* **Task statement**: Gather, from the data below, each line in which the word "piani" occurs.

* **Material for this exercise**:
::::
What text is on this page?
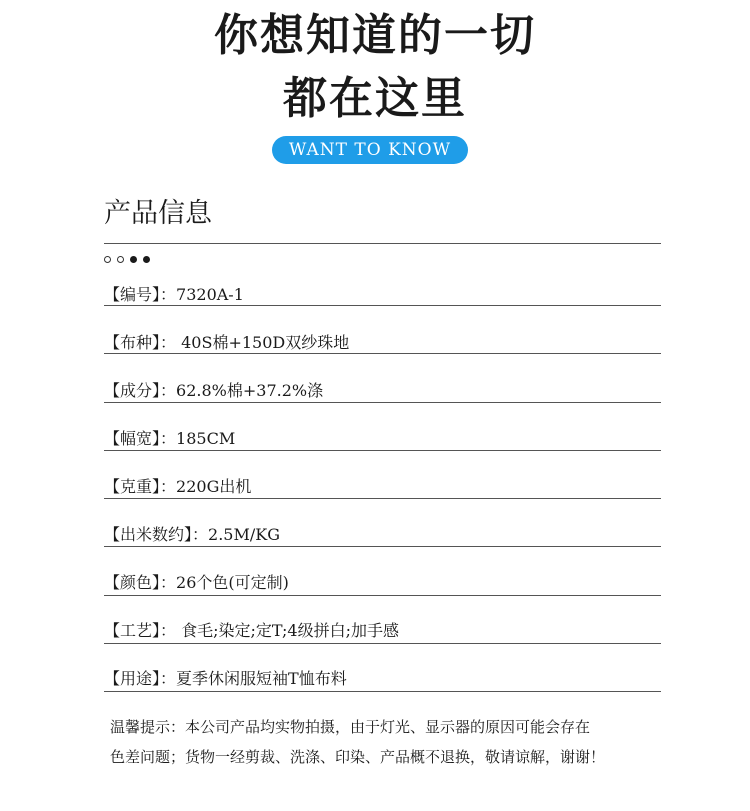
你想知道的一切
都在这里
WANT TO KNOW
产品信息
【编号】：7320A-1
【布种】： 40S棉+150D双纱珠地
【成分】：62.8%棉+37.2%涤
【幅宽】：185CM
【克重】：220G出机
【出米数约】：2.5M/KG
【颜色】：26个色(可定制)
【工艺】： 食毛;染定;定T;4级拼白;加手感
【用途】：夏季休闲服短袖T恤布料
温馨提示：本公司产品均实物拍摄，由于灯光、显示器的原因可能会存在
色差问题；货物一经剪裁、洗涤、印染、产品概不退换，敬请谅解，谢谢！
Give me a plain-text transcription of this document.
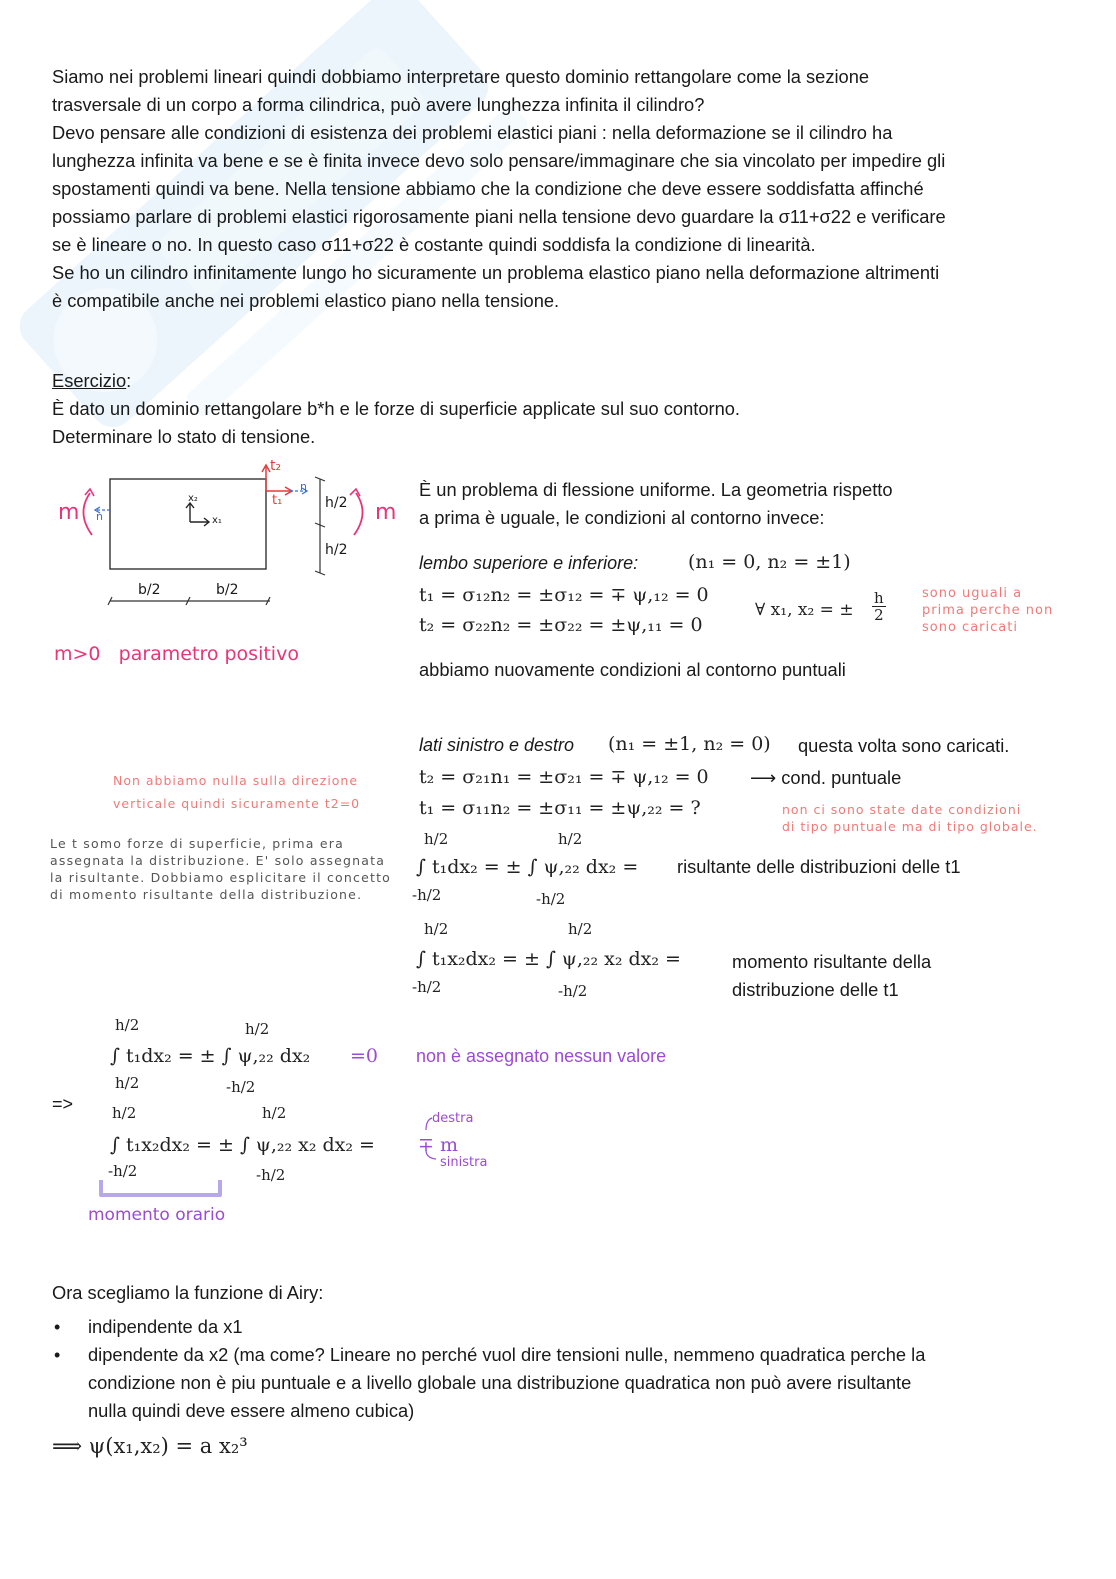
Siamo nei problemi lineari quindi dobbiamo interpretare questo dominio rettangolare come la sezione
trasversale di un corpo a forma cilindrica, può avere lunghezza infinita il cilindro?
Devo pensare alle condizioni di esistenza dei problemi elastici piani : nella deformazione se il cilindro ha
lunghezza infinita va bene e se è finita invece devo solo pensare/immaginare che sia vincolato per impedire gli
spostamenti quindi va bene. Nella tensione abbiamo che la condizione che deve essere soddisfatta affinché
possiamo parlare di problemi elastici rigorosamente piani nella tensione devo guardare la σ11+σ22 e verificare
se è lineare o no. In questo caso σ11+σ22 è costante quindi soddisfa la condizione di linearità.
Se ho un cilindro infinitamente lungo ho sicuramente un problema elastico piano nella deformazione altrimenti
è compatibile anche nei problemi elastico piano nella tensione.
Esercizio:
È dato un dominio rettangolare b*h e le forze di superficie applicate sul suo contorno.
Determinare lo stato di tensione.
m	m
n
n
t₂
t₁
x₂
x₁
h/2
h/2
b/2	b/2
m>0   parametro positivo
È un problema di flessione uniforme. La geometria rispetto
a prima è uguale, le condizioni al contorno invece:
lembo superiore e inferiore:	(n₁ = 0, n₂ = ±1)
t₁ = σ₁₂n₂ = ±σ₁₂ = ∓ ψ,₁₂ = 0
t₂ = σ₂₂n₂ = ±σ₂₂ = ±ψ,₁₁ = 0
∀ x₁, x₂ = ± $\frac{h}{2}$	sono uguali a
prima perche non
sono caricati
abbiamo nuovamente condizioni al contorno puntuali
lati sinistro e destro (n₁ = ±1, n₂ = 0) questa volta sono caricati.
t₂ = σ₂₁n₁ = ±σ₂₁ = ∓ ψ,₁₂ = 0 ⟶ cond. puntuale
t₁ = σ₁₁n₂ = ±σ₁₁ = ±ψ,₂₂ = ?	non ci sono state date condizioni
di tipo puntuale ma di tipo globale.
Non abbiamo nulla sulla direzione
verticale quindi sicuramente t2=0
Le t somo forze di superficie, prima era
assegnata la distribuzione. E' solo assegnata
la risultante. Dobbiamo esplicitare il concetto
di momento risultante della distribuzione.
h/2
-h/2
∫ t₁dx₂ = ± ∫ ψ,₂₂ dx₂ =
h/2
-h/2
risultante delle distribuzioni delle t1
h/2
-h/2
∫ t₁x₂dx₂ = ± ∫ ψ,₂₂ x₂ dx₂ =
h/2
-h/2
momento risultante della
distribuzione delle t1
=>
h/2
h/2
∫ t₁dx₂ = ± ∫ ψ,₂₂ dx₂
h/2
-h/2
=0 non è assegnato nessun valore
h/2
-h/2
∫ t₁x₂dx₂ = ± ∫ ψ,₂₂ x₂ dx₂ =
h/2
-h/2
∓ m
destra
sinistra
momento orario
Ora scegliamo la funzione di Airy:
• indipendente da x1
• dipendente da x2 (ma come? Lineare no perché vuol dire tensioni nulle, nemmeno quadratica perche la
condizione non è piu puntuale e a livello globale una distribuzione quadratica non può avere risultante
nulla quindi deve essere almeno cubica)
⟹ ψ(x₁,x₂) = a x₂³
::::
* **Exercise solution**:
Devo pensare alle condizioni di esistenza dei problemi elastici piani : nella deformazione se il cilindro ha
possiamo parlare di problemi elastici rigorosamente piani nella tensione devo guardare la σ11+σ22 e verificare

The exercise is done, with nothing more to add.